Exercise data:

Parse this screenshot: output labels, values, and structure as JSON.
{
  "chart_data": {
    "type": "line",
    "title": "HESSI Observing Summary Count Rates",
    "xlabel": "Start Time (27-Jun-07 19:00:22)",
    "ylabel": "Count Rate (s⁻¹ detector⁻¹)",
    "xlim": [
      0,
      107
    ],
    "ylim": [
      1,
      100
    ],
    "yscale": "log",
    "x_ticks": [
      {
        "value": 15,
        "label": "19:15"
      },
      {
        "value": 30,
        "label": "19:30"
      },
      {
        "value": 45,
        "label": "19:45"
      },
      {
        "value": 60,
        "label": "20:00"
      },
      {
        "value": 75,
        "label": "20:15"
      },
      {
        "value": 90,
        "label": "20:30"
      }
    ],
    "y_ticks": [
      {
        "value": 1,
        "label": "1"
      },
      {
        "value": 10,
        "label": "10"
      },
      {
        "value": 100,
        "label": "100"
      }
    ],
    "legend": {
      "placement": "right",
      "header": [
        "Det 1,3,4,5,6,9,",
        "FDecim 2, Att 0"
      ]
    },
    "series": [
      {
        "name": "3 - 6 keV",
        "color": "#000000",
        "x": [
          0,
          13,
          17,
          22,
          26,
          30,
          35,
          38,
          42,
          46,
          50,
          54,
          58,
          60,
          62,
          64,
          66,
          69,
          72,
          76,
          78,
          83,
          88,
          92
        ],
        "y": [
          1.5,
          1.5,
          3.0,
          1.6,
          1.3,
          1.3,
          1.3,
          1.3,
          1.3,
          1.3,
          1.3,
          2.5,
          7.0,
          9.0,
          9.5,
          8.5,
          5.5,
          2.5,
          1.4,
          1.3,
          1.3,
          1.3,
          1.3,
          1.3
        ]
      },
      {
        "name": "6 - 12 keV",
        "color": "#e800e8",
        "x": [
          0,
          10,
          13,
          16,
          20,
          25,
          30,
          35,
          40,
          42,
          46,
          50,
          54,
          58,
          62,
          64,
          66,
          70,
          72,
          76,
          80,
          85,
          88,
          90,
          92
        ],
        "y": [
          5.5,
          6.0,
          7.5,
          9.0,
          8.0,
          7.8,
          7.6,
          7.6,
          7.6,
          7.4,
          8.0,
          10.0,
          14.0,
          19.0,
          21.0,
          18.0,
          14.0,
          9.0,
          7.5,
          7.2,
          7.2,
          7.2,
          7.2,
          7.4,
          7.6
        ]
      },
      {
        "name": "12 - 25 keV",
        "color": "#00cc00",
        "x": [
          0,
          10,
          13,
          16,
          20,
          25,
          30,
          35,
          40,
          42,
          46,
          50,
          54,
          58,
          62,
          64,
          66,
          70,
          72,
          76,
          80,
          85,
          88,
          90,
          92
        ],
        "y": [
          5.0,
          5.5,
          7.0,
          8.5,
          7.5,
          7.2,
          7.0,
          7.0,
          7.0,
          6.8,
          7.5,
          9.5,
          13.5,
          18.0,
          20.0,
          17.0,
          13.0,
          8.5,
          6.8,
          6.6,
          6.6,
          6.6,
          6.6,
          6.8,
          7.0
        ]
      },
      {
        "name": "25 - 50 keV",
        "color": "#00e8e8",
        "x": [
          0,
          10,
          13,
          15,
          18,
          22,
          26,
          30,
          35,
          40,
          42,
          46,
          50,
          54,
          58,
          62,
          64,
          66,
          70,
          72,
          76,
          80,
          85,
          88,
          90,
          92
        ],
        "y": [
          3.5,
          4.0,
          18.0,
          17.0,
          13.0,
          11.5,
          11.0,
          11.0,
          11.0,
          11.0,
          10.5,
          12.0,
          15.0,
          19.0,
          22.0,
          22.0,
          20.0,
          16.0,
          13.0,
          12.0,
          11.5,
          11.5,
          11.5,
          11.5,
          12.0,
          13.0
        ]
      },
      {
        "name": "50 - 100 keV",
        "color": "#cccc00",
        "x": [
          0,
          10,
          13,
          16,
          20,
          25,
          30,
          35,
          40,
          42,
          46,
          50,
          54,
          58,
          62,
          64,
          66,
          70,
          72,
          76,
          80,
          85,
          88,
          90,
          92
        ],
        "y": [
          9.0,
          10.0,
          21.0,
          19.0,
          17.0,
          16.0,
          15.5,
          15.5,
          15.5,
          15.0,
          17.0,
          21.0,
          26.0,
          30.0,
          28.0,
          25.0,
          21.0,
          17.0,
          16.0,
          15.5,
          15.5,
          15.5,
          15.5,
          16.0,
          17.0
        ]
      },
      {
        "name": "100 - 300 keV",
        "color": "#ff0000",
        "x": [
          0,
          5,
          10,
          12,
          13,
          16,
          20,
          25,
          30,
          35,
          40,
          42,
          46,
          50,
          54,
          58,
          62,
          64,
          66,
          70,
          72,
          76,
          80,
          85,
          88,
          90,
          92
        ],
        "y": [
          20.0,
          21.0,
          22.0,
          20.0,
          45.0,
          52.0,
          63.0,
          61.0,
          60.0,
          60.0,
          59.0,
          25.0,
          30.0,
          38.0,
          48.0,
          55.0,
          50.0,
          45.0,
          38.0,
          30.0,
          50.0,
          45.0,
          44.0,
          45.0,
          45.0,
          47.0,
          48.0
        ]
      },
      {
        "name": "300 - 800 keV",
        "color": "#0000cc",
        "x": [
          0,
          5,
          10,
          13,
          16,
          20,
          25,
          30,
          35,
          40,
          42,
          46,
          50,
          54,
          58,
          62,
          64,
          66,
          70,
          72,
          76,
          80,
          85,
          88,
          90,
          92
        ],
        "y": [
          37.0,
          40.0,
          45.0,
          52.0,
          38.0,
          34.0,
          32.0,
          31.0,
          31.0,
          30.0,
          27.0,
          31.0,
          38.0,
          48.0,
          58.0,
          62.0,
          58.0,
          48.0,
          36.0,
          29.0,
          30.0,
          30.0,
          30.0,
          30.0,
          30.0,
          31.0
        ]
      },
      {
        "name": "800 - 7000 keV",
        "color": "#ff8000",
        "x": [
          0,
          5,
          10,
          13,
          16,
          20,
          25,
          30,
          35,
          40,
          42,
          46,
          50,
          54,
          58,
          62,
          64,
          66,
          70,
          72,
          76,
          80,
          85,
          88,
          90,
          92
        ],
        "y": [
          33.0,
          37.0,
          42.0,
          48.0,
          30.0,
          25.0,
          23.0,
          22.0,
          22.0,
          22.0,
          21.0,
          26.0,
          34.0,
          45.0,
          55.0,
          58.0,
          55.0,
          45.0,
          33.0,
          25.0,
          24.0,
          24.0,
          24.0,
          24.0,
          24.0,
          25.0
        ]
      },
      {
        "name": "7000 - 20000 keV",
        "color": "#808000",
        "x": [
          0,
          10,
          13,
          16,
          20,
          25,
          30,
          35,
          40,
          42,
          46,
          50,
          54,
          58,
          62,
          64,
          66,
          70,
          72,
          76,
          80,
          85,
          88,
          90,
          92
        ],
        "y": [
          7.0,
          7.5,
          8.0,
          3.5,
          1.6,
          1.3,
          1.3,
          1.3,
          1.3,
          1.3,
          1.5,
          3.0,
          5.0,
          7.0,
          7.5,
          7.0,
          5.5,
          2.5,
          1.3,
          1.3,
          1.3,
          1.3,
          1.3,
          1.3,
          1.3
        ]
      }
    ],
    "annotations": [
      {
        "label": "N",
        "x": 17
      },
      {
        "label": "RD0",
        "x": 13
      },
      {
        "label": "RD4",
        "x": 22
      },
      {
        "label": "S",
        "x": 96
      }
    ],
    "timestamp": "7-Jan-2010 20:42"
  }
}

Required task: Transcribe the data. Leave every line exactly as it is.

Response to the exercise:
Parse this screenshot: output labels, values, and structure as JSON.
{
  "chart_data": {
    "type": "line",
    "title": "HESSI Observing Summary Count Rates",
    "xlabel": "Start Time (27-Jun-07 19:00:22)",
    "ylabel": "Count Rate (s⁻¹ detector⁻¹)",
    "xlim": [
      0,
      107
    ],
    "ylim": [
      1,
      100
    ],
    "yscale": "log",
    "x_ticks": [
      {
        "value": 15,
        "label": "19:15"
      },
      {
        "value": 30,
        "label": "19:30"
      },
      {
        "value": 45,
        "label": "19:45"
      },
      {
        "value": 60,
        "label": "20:00"
      },
      {
        "value": 75,
        "label": "20:15"
      },
      {
        "value": 90,
        "label": "20:30"
      }
    ],
    "y_ticks": [
      {
        "value": 1,
        "label": "1"
      },
      {
        "value": 10,
        "label": "10"
      },
      {
        "value": 100,
        "label": "100"
      }
    ],
    "legend": {
      "placement": "right",
      "header": [
        "Det 1,3,4,5,6,9,",
        "FDecim 2, Att 0"
      ]
    },
    "series": [
      {
        "name": "3 - 6 keV",
        "color": "#000000",
        "x": [
          0,
          13,
          17,
          22,
          26,
          30,
          35,
          38,
          42,
          46,
          50,
          54,
          58,
          60,
          62,
          64,
          66,
          69,
          72,
          76,
          78,
          83,
          88,
          92
        ],
        "y": [
          1.5,
          1.5,
          3.0,
          1.6,
          1.3,
          1.3,
          1.3,
          1.3,
          1.3,
          1.3,
          1.3,
          2.5,
          7.0,
          9.0,
          9.5,
          8.5,
          5.5,
          2.5,
          1.4,
          1.3,
          1.3,
          1.3,
          1.3,
          1.3
        ]
      },
      {
        "name": "6 - 12 keV",
        "color": "#e800e8",
        "x": [
          0,
          10,
          13,
          16,
          20,
          25,
          30,
          35,
          40,
          42,
          46,
          50,
          54,
          58,
          62,
          64,
          66,
          70,
          72,
          76,
          80,
          85,
          88,
          90,
          92
        ],
        "y": [
          5.5,
          6.0,
          7.5,
          9.0,
          8.0,
          7.8,
          7.6,
          7.6,
          7.6,
          7.4,
          8.0,
          10.0,
          14.0,
          19.0,
          21.0,
          18.0,
          14.0,
          9.0,
          7.5,
          7.2,
          7.2,
          7.2,
          7.2,
          7.4,
          7.6
        ]
      },
      {
        "name": "12 - 25 keV",
        "color": "#00cc00",
        "x": [
          0,
          10,
          13,
          16,
          20,
          25,
          30,
          35,
          40,
          42,
          46,
          50,
          54,
          58,
          62,
          64,
          66,
          70,
          72,
          76,
          80,
          85,
          88,
          90,
          92
        ],
        "y": [
          5.0,
          5.5,
          7.0,
          8.5,
          7.5,
          7.2,
          7.0,
          7.0,
          7.0,
          6.8,
          7.5,
          9.5,
          13.5,
          18.0,
          20.0,
          17.0,
          13.0,
          8.5,
          6.8,
          6.6,
          6.6,
          6.6,
          6.6,
          6.8,
          7.0
        ]
      },
      {
        "name": "25 - 50 keV",
        "color": "#00e8e8",
        "x": [
          0,
          10,
          13,
          15,
          18,
          22,
          26,
          30,
          35,
          40,
          42,
          46,
          50,
          54,
          58,
          62,
          64,
          66,
          70,
          72,
          76,
          80,
          85,
          88,
          90,
          92
        ],
        "y": [
          3.5,
          4.0,
          18.0,
          17.0,
          13.0,
          11.5,
          11.0,
          11.0,
          11.0,
          11.0,
          10.5,
          12.0,
          15.0,
          19.0,
          22.0,
          22.0,
          20.0,
          16.0,
          13.0,
          12.0,
          11.5,
          11.5,
          11.5,
          11.5,
          12.0,
          13.0
        ]
      },
      {
        "name": "50 - 100 keV",
        "color": "#cccc00",
        "x": [
          0,
          10,
          13,
          16,
          20,
          25,
          30,
          35,
          40,
          42,
          46,
          50,
          54,
          58,
          62,
          64,
          66,
          70,
          72,
          76,
          80,
          85,
          88,
          90,
          92
        ],
        "y": [
          9.0,
          10.0,
          21.0,
          19.0,
          17.0,
          16.0,
          15.5,
          15.5,
          15.5,
          15.0,
          17.0,
          21.0,
          26.0,
          30.0,
          28.0,
          25.0,
          21.0,
          17.0,
          16.0,
          15.5,
          15.5,
          15.5,
          15.5,
          16.0,
          17.0
        ]
      },
      {
        "name": "100 - 300 keV",
        "color": "#ff0000",
        "x": [
          0,
          5,
          10,
          12,
          13,
          16,
          20,
          25,
          30,
          35,
          40,
          42,
          46,
          50,
          54,
          58,
          62,
          64,
          66,
          70,
          72,
          76,
          80,
          85,
          88,
          90,
          92
        ],
        "y": [
          20.0,
          21.0,
          22.0,
          20.0,
          45.0,
          52.0,
          63.0,
          61.0,
          60.0,
          60.0,
          59.0,
          25.0,
          30.0,
          38.0,
          48.0,
          55.0,
          50.0,
          45.0,
          38.0,
          30.0,
          50.0,
          45.0,
          44.0,
          45.0,
          45.0,
          47.0,
          48.0
        ]
      },
      {
        "name": "300 - 800 keV",
        "color": "#0000cc",
        "x": [
          0,
          5,
          10,
          13,
          16,
          20,
          25,
          30,
          35,
          40,
          42,
          46,
          50,
          54,
          58,
          62,
          64,
          66,
          70,
          72,
          76,
          80,
          85,
          88,
          90,
          92
        ],
        "y": [
          37.0,
          40.0,
          45.0,
          52.0,
          38.0,
          34.0,
          32.0,
          31.0,
          31.0,
          30.0,
          27.0,
          31.0,
          38.0,
          48.0,
          58.0,
          62.0,
          58.0,
          48.0,
          36.0,
          29.0,
          30.0,
          30.0,
          30.0,
          30.0,
          30.0,
          31.0
        ]
      },
      {
        "name": "800 - 7000 keV",
        "color": "#ff8000",
        "x": [
          0,
          5,
          10,
          13,
          16,
          20,
          25,
          30,
          35,
          40,
          42,
          46,
          50,
          54,
          58,
          62,
          64,
          66,
          70,
          72,
          76,
          80,
          85,
          88,
          90,
          92
        ],
        "y": [
          33.0,
          37.0,
          42.0,
          48.0,
          30.0,
          25.0,
          23.0,
          22.0,
          22.0,
          22.0,
          21.0,
          26.0,
          34.0,
          45.0,
          55.0,
          58.0,
          55.0,
          45.0,
          33.0,
          25.0,
          24.0,
          24.0,
          24.0,
          24.0,
          24.0,
          25.0
        ]
      },
      {
        "name": "7000 - 20000 keV",
        "color": "#808000",
        "x": [
          0,
          10,
          13,
          16,
          20,
          25,
          30,
          35,
          40,
          42,
          46,
          50,
          54,
          58,
          62,
          64,
          66,
          70,
          72,
          76,
          80,
          85,
          88,
          90,
          92
        ],
        "y": [
          7.0,
          7.5,
          8.0,
          3.5,
          1.6,
          1.3,
          1.3,
          1.3,
          1.3,
          1.3,
          1.5,
          3.0,
          5.0,
          7.0,
          7.5,
          7.0,
          5.5,
          2.5,
          1.3,
          1.3,
          1.3,
          1.3,
          1.3,
          1.3,
          1.3
        ]
      }
    ],
    "annotations": [
      {
        "label": "N",
        "x": 17
      },
      {
        "label": "RD0",
        "x": 13
      },
      {
        "label": "RD4",
        "x": 22
      },
      {
        "label": "S",
        "x": 96
      }
    ],
    "timestamp": "7-Jan-2010 20:42"
  }
}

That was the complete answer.